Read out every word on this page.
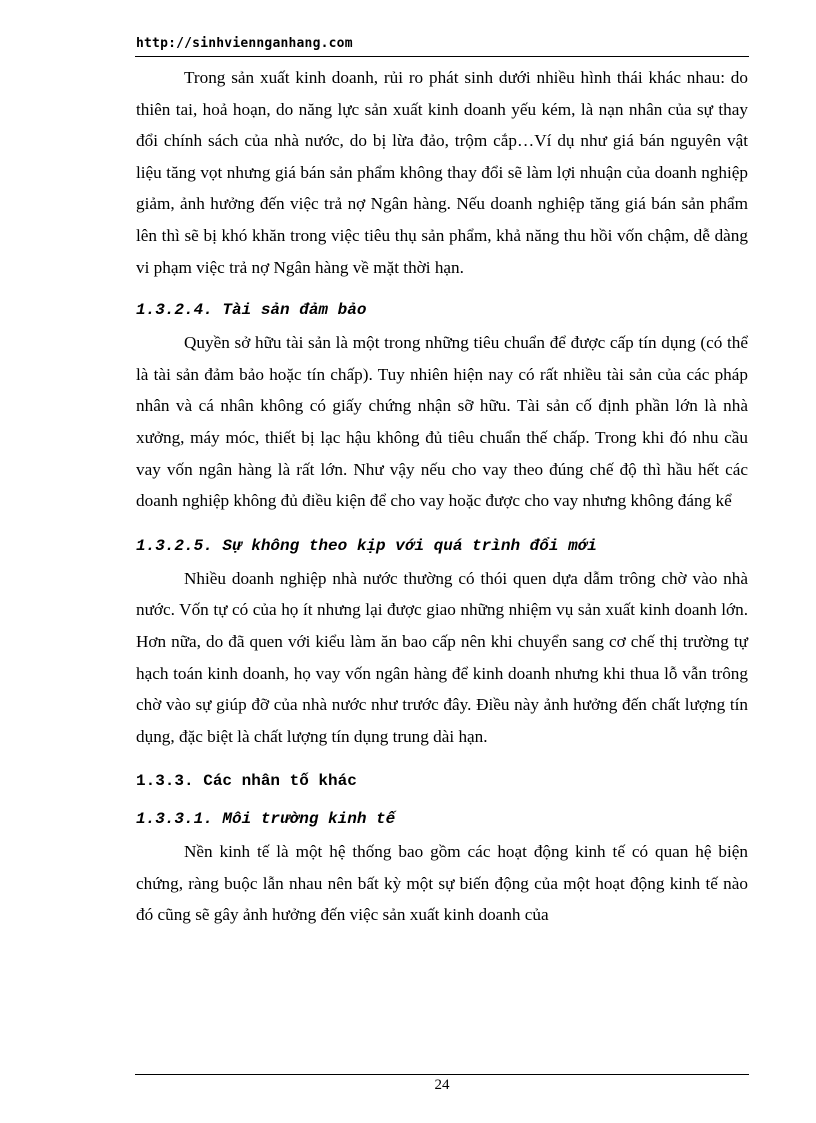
http://sinhviennganhang.com

Trong sản xuất kinh doanh, rủi ro phát sinh dưới nhiều hình thái khác nhau: do thiên tai, hoả hoạn, do năng lực sản xuất kinh doanh yếu kém, là nạn nhân của sự thay đổi chính sách của nhà nước, do bị lừa đảo, trộm cắp…Ví dụ như giá bán nguyên vật liệu tăng vọt nhưng giá bán sản phẩm không thay đổi sẽ làm lợi nhuận của doanh nghiệp giảm, ảnh hưởng đến việc trả nợ Ngân hàng. Nếu doanh nghiệp tăng giá bán sản phẩm lên thì sẽ bị khó khăn trong việc tiêu thụ sản phẩm, khả năng thu hồi vốn chậm, dễ dàng vi phạm việc trả nợ Ngân hàng về mặt thời hạn.

1.3.2.4. Tài sản đảm bảo

Quyền sở hữu tài sản là một trong những tiêu chuẩn để được cấp tín dụng (có thể là tài sản đảm bảo hoặc tín chấp). Tuy nhiên hiện nay có rất nhiều tài sản của các pháp nhân và cá nhân không có giấy chứng nhận sỡ hữu. Tài sản cố định phần lớn là nhà xưởng, máy móc, thiết bị lạc hậu không đủ tiêu chuẩn thế chấp. Trong khi đó nhu cầu vay vốn ngân hàng là rất lớn. Như vậy nếu cho vay theo đúng chế độ thì hầu hết các doanh nghiệp không đủ điều kiện để cho vay hoặc được cho vay nhưng không đáng kể

1.3.2.5. Sự không theo kịp với quá trình đổi mới

Nhiều doanh nghiệp nhà nước thường có thói quen dựa dẫm trông chờ vào nhà nước. Vốn tự có của họ ít nhưng lại được giao những nhiệm vụ sản xuất kinh doanh lớn. Hơn nữa, do đã quen với kiểu làm ăn bao cấp nên khi chuyển sang cơ chế thị trường tự hạch toán kinh doanh, họ vay vốn ngân hàng để kinh doanh nhưng khi thua lỗ vẫn trông chờ vào sự giúp đỡ của nhà nước như trước đây. Điều này ảnh hưởng đến chất lượng tín dụng, đặc biệt là chất lượng tín dụng trung dài hạn.

1.3.3. Các nhân tố khác
1.3.3.1. Môi trường kinh tế

Nền kinh tế là một hệ thống bao gồm các hoạt động kinh tế có quan hệ biện chứng, ràng buộc lẫn nhau nên bất kỳ một sự biến động của một hoạt động kinh tế nào đó cũng sẽ gây ảnh hưởng đến việc sản xuất kinh doanh của

24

## JOB
Locate the word "nhân" in the records and collect each line it appears in.

## CORRECT RESPONSE
Trong sản xuất kinh doanh, rủi ro phát sinh dưới nhiều hình thái khác nhau: do thiên tai, hoả hoạn, do năng lực sản xuất kinh doanh yếu kém, là nạn nhân của sự thay đổi chính sách của nhà nước, do bị lừa đảo, trộm cắp…Ví dụ như giá bán nguyên vật liệu tăng vọt nhưng giá bán sản phẩm không thay đổi sẽ làm lợi nhuận của doanh nghiệp giảm, ảnh hưởng đến việc trả nợ Ngân hàng. Nếu doanh nghiệp tăng giá bán sản phẩm lên thì sẽ bị khó khăn trong việc tiêu thụ sản phẩm, khả năng thu hồi vốn chậm, dễ dàng vi phạm việc trả nợ Ngân hàng về mặt thời hạn.
Quyền sở hữu tài sản là một trong những tiêu chuẩn để được cấp tín dụng (có thể là tài sản đảm bảo hoặc tín chấp). Tuy nhiên hiện nay có rất nhiều tài sản của các pháp nhân và cá nhân không có giấy chứng nhận sỡ hữu. Tài sản cố định phần lớn là nhà xưởng, máy móc, thiết bị lạc hậu không đủ tiêu chuẩn thế chấp. Trong khi đó nhu cầu vay vốn ngân hàng là rất lớn. Như vậy nếu cho vay theo đúng chế độ thì hầu hết các doanh nghiệp không đủ điều kiện để cho vay hoặc được cho vay nhưng không đáng kể
1.3.3. Các nhân tố khác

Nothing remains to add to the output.